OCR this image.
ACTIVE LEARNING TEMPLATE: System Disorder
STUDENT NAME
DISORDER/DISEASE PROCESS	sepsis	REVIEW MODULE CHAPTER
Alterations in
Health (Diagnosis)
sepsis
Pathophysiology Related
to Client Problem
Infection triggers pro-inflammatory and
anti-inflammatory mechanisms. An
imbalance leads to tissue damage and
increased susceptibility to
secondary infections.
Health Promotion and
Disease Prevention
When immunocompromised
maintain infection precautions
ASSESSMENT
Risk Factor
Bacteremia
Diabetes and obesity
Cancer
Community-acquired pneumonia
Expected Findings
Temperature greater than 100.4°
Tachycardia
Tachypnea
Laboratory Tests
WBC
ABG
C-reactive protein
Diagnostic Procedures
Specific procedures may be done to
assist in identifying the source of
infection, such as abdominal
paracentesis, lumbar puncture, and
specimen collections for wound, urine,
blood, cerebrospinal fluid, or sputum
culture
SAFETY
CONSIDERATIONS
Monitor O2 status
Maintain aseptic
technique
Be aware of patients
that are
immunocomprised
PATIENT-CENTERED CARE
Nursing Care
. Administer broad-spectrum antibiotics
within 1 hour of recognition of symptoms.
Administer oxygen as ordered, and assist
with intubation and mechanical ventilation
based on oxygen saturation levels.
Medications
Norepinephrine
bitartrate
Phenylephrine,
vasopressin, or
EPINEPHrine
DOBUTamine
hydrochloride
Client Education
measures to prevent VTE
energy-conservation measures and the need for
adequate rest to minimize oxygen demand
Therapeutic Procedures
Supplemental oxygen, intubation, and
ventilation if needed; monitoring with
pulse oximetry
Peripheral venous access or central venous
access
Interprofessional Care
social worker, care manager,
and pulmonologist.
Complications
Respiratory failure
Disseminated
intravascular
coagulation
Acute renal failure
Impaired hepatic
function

━━━

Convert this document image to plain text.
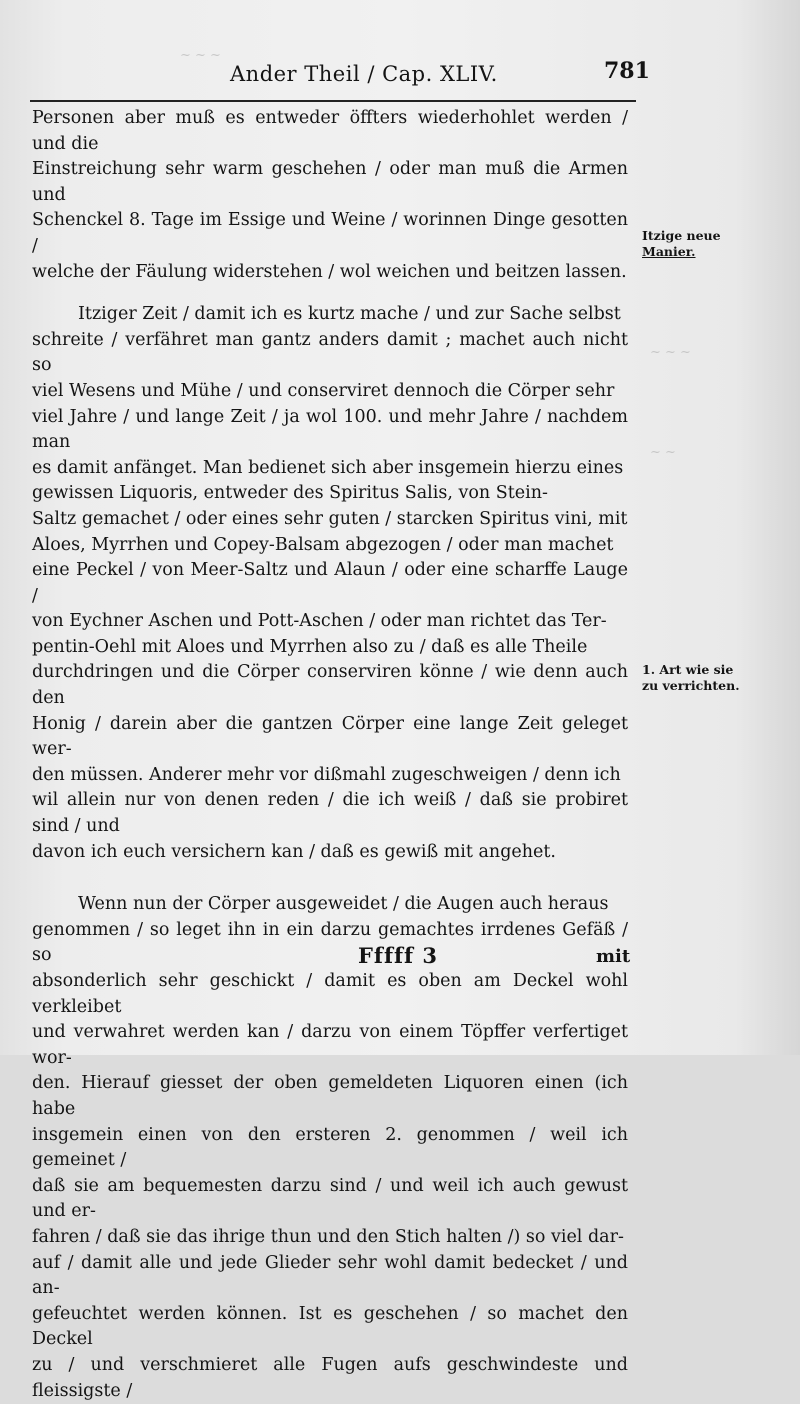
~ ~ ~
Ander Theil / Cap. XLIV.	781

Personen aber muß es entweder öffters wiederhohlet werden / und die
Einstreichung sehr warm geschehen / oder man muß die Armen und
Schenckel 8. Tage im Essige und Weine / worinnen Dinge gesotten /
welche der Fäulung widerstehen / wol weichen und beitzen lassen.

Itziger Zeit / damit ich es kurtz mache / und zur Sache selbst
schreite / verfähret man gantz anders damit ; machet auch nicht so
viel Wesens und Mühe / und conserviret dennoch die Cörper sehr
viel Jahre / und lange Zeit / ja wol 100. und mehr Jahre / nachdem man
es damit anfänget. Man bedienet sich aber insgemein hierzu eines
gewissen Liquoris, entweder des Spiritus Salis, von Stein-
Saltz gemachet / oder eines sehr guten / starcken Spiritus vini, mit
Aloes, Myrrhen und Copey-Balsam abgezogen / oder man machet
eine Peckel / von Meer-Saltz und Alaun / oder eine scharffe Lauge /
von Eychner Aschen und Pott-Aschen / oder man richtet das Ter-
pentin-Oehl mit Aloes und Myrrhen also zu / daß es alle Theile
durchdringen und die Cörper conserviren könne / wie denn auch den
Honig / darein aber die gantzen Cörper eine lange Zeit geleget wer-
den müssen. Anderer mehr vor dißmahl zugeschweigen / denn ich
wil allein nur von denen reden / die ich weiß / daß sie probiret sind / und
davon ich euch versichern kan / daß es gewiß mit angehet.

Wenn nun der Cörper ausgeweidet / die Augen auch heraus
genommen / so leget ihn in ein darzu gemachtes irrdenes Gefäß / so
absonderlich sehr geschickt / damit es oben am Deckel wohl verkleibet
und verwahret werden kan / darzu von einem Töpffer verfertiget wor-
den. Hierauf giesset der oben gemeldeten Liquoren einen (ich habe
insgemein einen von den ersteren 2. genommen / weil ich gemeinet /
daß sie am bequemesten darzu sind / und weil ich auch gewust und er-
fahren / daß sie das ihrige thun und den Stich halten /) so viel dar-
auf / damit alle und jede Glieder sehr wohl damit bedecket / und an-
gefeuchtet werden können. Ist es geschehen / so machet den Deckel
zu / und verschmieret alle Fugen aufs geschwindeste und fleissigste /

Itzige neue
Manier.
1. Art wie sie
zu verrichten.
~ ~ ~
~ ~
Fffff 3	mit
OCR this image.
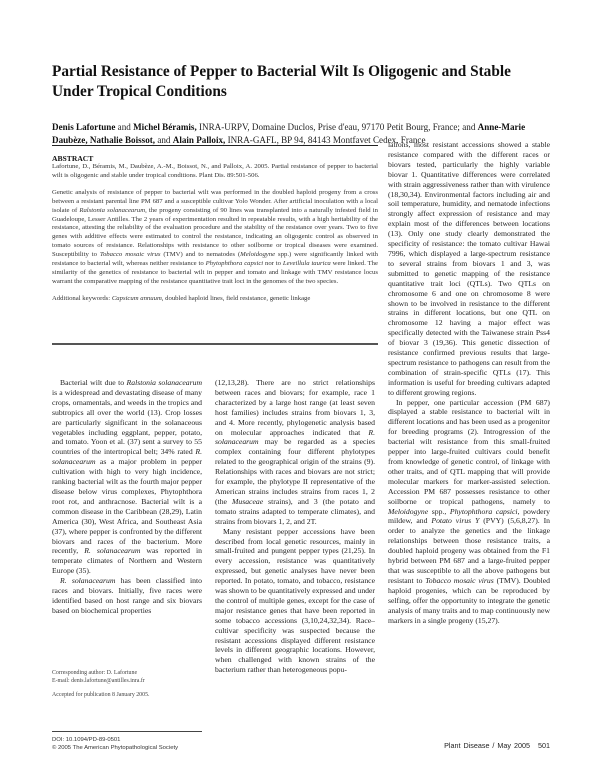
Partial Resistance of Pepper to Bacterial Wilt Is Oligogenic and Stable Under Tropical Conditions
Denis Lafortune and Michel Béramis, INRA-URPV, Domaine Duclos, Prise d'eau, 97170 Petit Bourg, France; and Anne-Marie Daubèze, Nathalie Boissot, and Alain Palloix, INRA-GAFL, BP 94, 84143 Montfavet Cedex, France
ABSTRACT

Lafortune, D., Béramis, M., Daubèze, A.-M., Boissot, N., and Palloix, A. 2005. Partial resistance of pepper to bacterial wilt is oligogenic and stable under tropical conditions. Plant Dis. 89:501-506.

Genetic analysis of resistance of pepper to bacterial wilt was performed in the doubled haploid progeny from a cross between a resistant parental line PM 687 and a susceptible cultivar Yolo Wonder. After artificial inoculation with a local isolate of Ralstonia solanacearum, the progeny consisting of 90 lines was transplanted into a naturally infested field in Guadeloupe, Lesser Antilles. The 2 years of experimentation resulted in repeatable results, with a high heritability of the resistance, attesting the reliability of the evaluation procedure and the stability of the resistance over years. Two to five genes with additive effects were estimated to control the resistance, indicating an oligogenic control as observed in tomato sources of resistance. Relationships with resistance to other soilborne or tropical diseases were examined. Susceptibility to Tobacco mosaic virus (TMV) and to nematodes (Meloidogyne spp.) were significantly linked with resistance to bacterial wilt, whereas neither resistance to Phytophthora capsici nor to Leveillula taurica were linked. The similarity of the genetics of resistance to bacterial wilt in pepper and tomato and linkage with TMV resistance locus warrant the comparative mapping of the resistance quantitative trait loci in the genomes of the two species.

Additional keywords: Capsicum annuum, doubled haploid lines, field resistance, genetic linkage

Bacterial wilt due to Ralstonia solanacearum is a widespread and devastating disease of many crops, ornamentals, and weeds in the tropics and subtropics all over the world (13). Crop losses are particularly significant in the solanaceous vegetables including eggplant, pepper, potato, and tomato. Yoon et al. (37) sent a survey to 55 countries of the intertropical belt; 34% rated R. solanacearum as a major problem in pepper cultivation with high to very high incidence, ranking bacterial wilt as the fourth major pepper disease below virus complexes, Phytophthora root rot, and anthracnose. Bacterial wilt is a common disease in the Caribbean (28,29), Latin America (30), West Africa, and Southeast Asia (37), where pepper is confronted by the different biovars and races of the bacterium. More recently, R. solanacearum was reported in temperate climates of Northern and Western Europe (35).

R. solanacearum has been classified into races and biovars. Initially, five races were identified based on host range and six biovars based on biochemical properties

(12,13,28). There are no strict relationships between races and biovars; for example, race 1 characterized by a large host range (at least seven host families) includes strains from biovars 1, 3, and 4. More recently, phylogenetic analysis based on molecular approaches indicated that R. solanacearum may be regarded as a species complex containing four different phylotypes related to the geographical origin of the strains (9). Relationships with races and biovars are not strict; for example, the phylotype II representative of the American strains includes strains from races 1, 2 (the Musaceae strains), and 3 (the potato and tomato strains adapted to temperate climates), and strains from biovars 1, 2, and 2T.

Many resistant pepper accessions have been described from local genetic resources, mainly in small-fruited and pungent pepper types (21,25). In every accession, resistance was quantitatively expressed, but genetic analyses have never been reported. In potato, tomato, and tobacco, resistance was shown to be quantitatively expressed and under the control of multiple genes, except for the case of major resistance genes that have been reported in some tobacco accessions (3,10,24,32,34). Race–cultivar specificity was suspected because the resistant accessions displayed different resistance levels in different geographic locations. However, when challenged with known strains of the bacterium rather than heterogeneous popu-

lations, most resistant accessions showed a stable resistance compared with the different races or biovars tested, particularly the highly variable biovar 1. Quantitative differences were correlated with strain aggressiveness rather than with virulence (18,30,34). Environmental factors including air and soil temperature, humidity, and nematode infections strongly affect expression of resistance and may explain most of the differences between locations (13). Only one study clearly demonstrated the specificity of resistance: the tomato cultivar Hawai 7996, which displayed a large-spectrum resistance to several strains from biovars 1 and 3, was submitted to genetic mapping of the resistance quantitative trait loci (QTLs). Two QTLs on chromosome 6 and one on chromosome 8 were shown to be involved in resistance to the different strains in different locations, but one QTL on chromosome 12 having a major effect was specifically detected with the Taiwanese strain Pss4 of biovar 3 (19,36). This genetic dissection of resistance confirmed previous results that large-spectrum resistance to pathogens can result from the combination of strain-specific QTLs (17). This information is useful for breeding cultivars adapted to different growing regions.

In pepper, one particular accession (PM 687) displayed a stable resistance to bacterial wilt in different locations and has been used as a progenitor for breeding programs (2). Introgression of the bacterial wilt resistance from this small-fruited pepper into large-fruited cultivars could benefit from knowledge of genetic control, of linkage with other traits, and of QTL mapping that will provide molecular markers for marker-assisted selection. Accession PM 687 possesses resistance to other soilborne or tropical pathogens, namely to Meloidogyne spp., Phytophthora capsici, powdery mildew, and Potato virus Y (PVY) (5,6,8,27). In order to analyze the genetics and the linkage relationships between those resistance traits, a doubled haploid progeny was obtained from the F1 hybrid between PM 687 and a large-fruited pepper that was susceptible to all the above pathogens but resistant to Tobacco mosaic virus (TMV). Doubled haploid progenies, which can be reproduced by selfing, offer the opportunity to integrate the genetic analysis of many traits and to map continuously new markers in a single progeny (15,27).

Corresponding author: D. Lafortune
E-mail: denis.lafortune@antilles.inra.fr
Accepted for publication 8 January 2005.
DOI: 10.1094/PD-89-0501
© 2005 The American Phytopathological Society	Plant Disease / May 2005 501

━━━

## Work item
Collect, from the material above, every line containing the word "sind".

## Output below
wil allein nur von denen reden / die ich weiß / daß sie probiret sind / und
daß sie am bequemesten darzu sind / und weil ich auch gewust und er-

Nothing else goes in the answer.